_STORED ROWS_.
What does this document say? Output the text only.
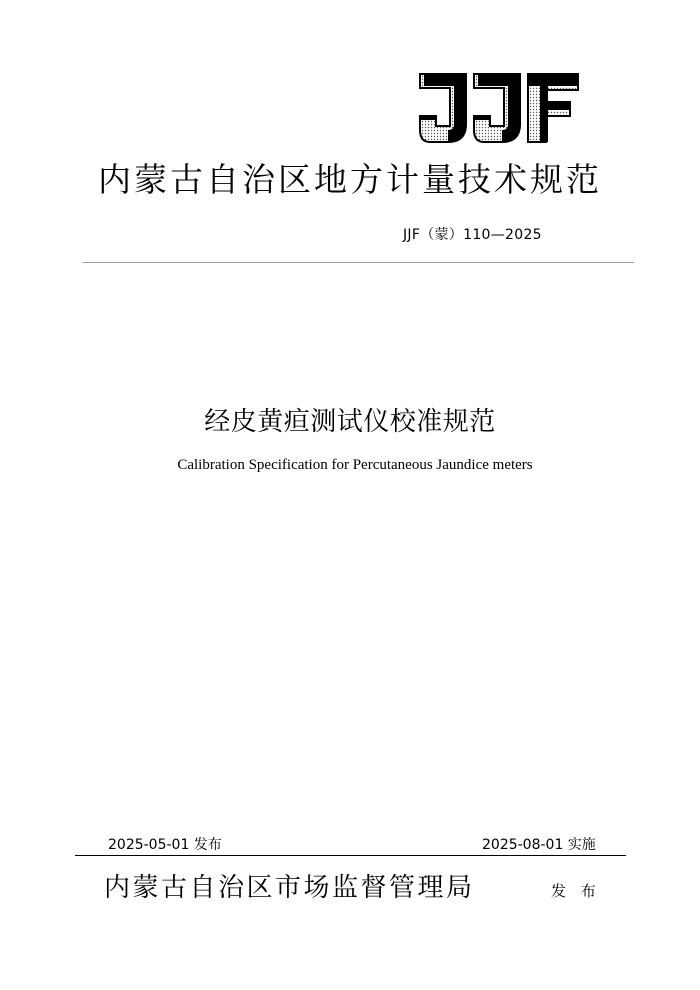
内蒙古自治区地方计量技术规范
JJF（蒙）110—2025
经皮黄疸测试仪校准规范
Calibration Specification for Percutaneous Jaundice meters
2025-05-01 发布	2025-08-01 实施
内蒙古自治区市场监督管理局	发 布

_OBJECTIVE_.
Write the full listing out again with every line unchanged, but include no pictures.

_EXERCISE ANSWER_.
What does this document say? Output the text only.
内蒙古自治区地方计量技术规范
JJF（蒙）110—2025
经皮黄疸测试仪校准规范
Calibration Specification for Percutaneous Jaundice meters
2025-05-01 发布	2025-08-01 实施
内蒙古自治区市场监督管理局	发 布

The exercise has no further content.